▶ [Directions]:
Compute the number of lines that include the string "الورق", then output that number and nothing else.

┄┄┄┄┄┄┄┄┄┄┄┄┄┄┄┄┄┄┄┄

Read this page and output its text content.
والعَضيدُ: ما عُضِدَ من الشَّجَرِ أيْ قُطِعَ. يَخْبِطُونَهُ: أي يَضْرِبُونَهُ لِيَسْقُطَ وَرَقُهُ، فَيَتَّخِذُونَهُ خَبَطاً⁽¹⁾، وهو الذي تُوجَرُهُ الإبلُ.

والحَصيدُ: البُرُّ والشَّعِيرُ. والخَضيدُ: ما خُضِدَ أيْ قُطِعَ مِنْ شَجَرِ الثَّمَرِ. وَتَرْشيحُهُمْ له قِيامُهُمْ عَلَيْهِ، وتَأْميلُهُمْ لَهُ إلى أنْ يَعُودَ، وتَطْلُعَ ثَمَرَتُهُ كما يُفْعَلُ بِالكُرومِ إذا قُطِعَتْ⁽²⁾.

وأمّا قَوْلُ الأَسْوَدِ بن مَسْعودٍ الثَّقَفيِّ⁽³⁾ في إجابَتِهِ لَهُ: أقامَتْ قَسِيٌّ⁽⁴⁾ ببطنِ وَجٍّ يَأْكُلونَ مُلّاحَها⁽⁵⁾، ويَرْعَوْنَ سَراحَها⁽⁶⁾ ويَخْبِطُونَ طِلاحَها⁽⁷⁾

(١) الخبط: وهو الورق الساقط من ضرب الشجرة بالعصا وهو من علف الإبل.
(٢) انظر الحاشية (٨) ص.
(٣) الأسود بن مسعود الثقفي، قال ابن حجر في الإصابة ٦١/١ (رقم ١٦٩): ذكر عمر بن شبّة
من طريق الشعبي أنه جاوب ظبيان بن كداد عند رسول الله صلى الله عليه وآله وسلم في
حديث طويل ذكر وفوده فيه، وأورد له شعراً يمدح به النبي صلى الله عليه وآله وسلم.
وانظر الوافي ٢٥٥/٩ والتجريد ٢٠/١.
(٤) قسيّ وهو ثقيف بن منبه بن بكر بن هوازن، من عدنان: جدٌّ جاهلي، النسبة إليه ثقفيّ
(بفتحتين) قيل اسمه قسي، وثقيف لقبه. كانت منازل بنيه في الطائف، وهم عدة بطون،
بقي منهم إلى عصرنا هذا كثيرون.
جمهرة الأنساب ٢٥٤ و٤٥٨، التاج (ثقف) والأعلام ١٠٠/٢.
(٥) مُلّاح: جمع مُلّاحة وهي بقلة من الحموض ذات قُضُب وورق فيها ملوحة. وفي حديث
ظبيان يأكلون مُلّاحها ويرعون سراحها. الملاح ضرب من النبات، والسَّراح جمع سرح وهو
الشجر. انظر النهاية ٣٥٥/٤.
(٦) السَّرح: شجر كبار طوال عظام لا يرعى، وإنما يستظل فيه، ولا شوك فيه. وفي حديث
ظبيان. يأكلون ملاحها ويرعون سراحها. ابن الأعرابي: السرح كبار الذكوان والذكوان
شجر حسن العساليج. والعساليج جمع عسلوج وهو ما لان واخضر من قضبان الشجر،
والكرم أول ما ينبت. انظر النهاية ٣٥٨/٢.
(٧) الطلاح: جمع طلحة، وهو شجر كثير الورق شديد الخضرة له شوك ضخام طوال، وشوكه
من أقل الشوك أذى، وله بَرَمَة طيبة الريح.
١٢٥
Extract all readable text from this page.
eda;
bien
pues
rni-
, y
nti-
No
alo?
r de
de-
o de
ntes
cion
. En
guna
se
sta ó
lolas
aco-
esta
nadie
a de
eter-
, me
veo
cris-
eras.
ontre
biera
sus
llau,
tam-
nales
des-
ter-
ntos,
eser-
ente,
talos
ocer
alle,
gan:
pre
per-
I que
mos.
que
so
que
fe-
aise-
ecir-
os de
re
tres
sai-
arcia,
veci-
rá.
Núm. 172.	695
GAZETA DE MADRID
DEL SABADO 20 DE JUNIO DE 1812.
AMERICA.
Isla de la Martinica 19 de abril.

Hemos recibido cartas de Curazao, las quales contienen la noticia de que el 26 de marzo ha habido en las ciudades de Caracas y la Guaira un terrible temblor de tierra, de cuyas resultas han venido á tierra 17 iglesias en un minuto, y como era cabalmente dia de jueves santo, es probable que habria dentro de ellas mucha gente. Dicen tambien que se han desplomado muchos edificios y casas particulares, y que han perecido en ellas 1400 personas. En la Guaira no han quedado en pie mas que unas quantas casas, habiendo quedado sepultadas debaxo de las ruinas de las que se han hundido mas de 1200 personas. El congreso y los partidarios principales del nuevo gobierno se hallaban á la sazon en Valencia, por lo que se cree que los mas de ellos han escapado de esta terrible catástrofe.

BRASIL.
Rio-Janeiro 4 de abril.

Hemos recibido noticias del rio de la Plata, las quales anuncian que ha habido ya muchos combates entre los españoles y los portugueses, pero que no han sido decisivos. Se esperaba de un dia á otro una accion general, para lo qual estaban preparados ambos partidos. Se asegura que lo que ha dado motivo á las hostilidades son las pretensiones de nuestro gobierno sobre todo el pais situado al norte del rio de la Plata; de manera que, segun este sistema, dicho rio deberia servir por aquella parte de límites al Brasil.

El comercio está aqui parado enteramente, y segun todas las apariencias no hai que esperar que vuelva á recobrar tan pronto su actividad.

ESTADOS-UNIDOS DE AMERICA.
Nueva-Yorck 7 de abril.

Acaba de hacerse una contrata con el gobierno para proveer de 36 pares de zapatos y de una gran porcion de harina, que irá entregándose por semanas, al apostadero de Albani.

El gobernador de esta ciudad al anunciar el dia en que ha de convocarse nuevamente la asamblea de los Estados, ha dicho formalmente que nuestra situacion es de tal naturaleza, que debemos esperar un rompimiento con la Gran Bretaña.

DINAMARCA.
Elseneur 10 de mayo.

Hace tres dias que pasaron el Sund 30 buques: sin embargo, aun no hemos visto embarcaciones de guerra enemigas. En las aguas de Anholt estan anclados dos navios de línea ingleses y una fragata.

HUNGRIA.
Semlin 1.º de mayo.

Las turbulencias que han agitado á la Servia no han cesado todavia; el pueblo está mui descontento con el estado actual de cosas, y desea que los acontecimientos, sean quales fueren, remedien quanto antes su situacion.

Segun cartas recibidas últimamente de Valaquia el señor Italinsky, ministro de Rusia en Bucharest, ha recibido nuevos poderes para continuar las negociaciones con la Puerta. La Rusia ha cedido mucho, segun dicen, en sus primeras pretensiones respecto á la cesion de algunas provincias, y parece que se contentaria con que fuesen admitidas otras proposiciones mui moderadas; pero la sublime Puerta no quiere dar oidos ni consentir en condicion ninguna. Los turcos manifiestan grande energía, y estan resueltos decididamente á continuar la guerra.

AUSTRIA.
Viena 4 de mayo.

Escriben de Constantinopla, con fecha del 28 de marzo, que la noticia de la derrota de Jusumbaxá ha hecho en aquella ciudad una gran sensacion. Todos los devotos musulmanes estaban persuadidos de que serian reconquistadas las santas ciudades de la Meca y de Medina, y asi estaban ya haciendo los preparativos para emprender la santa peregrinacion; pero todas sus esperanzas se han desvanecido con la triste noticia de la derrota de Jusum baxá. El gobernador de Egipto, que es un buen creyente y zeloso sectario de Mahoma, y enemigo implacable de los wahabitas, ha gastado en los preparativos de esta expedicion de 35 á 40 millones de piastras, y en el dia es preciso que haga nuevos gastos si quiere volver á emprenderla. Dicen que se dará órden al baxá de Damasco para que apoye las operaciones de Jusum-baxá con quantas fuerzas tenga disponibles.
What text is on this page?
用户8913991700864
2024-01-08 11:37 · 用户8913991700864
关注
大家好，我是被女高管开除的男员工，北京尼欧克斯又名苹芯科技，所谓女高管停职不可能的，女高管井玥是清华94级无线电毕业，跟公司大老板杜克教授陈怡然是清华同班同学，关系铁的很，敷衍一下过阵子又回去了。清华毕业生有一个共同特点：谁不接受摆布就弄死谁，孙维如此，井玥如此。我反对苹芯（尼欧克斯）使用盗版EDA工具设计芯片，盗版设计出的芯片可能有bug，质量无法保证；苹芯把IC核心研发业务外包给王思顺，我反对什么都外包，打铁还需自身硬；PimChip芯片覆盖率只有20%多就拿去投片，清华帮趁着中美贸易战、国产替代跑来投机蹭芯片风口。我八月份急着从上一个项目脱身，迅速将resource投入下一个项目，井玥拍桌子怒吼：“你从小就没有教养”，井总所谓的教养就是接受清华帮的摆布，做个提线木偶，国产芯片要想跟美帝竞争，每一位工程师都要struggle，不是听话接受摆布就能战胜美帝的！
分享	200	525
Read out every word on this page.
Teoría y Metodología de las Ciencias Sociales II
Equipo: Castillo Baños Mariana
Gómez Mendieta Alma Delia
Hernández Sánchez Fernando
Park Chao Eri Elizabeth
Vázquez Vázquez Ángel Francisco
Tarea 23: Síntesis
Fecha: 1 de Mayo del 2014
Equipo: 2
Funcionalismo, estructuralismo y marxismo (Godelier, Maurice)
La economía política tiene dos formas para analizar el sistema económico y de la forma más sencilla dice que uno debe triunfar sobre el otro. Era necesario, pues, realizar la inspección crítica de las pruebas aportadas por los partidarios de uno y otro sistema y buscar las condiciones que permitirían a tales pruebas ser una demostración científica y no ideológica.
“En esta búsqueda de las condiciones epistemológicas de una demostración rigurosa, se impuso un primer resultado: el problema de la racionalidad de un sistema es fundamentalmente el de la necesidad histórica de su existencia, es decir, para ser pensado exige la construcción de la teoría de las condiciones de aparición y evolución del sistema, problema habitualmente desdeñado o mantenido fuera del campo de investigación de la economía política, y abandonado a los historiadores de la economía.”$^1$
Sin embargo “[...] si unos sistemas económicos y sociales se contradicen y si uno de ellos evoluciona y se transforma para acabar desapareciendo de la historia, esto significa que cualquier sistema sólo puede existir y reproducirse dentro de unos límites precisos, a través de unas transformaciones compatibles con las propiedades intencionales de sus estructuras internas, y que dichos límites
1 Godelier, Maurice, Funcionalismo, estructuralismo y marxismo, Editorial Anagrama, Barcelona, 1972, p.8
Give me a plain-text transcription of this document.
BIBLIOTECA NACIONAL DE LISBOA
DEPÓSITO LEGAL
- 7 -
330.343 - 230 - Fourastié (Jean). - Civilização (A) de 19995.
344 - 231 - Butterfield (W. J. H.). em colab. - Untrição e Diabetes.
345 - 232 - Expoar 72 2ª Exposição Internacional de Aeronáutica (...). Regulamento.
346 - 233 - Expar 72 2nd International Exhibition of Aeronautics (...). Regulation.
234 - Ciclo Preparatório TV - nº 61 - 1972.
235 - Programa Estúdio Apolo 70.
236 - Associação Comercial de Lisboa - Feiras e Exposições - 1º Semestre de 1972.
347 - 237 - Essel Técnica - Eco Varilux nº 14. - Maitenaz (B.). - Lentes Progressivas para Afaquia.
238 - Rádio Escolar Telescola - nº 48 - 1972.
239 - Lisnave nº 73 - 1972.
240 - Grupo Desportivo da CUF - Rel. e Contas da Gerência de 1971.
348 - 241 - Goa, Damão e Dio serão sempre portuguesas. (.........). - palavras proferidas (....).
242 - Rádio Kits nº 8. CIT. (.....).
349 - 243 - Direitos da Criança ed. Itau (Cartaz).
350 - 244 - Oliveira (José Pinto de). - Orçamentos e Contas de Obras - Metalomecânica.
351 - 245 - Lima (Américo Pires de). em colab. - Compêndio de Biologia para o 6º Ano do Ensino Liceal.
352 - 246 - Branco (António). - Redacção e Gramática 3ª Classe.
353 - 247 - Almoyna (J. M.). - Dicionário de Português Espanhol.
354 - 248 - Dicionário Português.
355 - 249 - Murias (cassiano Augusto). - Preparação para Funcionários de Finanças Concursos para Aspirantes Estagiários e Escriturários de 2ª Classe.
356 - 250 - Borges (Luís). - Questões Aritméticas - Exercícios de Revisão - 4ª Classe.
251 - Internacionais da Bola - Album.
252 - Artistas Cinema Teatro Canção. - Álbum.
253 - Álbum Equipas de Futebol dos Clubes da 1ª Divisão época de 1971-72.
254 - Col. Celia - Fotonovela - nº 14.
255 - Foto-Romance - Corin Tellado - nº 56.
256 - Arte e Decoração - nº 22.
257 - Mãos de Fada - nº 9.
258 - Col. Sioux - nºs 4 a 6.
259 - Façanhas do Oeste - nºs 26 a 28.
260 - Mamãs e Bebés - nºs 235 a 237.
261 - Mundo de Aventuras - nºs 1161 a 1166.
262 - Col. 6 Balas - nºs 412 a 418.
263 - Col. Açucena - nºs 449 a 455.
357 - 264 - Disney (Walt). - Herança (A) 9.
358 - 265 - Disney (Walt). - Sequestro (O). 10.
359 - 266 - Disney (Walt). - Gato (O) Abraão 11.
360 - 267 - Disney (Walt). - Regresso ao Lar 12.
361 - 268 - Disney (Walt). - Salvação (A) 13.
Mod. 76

┄┄┄┄┄┄┄┄┄┄┄┄┄┄┄┄┄┄┄┄

▶ [Written response]:
2